### [STORED DATA]
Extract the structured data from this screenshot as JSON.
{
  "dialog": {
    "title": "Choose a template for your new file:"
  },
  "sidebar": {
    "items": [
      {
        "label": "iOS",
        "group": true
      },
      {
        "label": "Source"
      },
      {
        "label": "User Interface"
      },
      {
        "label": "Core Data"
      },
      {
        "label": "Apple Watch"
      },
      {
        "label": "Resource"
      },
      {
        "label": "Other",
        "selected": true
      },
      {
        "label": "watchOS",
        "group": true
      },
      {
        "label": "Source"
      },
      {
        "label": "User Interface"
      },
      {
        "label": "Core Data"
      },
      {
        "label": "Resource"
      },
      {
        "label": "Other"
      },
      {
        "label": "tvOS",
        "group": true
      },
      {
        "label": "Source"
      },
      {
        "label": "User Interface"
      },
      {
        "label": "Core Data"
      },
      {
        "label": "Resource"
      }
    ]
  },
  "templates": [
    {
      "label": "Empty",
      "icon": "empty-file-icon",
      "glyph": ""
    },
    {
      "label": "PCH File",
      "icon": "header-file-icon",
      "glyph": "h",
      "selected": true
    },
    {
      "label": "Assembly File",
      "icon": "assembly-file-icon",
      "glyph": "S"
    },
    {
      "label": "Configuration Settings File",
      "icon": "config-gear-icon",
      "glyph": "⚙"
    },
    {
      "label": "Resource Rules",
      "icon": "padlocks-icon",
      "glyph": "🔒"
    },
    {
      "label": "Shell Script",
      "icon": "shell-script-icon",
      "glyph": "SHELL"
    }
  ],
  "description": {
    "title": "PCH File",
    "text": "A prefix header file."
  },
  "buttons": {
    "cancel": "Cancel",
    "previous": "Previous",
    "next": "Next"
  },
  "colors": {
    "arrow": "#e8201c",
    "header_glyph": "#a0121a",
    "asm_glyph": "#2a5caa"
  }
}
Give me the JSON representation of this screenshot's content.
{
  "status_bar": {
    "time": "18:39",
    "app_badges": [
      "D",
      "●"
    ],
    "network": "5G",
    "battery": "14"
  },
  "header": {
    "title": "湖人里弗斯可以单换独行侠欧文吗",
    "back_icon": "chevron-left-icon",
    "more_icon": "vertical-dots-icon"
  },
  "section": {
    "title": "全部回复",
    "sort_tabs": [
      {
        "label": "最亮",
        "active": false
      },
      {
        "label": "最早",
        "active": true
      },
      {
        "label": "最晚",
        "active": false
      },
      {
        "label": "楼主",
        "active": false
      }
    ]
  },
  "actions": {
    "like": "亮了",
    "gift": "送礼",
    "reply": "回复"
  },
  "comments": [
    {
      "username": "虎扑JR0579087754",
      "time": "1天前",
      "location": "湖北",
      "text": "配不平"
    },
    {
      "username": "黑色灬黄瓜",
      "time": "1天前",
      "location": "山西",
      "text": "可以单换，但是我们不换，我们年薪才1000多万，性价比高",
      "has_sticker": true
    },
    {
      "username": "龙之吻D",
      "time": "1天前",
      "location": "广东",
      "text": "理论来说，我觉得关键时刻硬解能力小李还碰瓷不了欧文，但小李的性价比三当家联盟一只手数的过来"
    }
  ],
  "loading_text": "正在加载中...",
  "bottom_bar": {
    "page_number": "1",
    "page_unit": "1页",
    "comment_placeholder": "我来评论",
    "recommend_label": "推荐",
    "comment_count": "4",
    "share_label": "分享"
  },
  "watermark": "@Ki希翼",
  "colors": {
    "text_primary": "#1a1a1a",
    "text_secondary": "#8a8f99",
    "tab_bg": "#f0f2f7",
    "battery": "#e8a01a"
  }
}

### [WRITTEN INSTRUCTION]
Copy each line of the records containing the string "username".

### [WRITTEN RESPONSE]
      "username": "虎扑JR0579087754",
      "username": "黑色灬黄瓜",
      "username": "龙之吻D",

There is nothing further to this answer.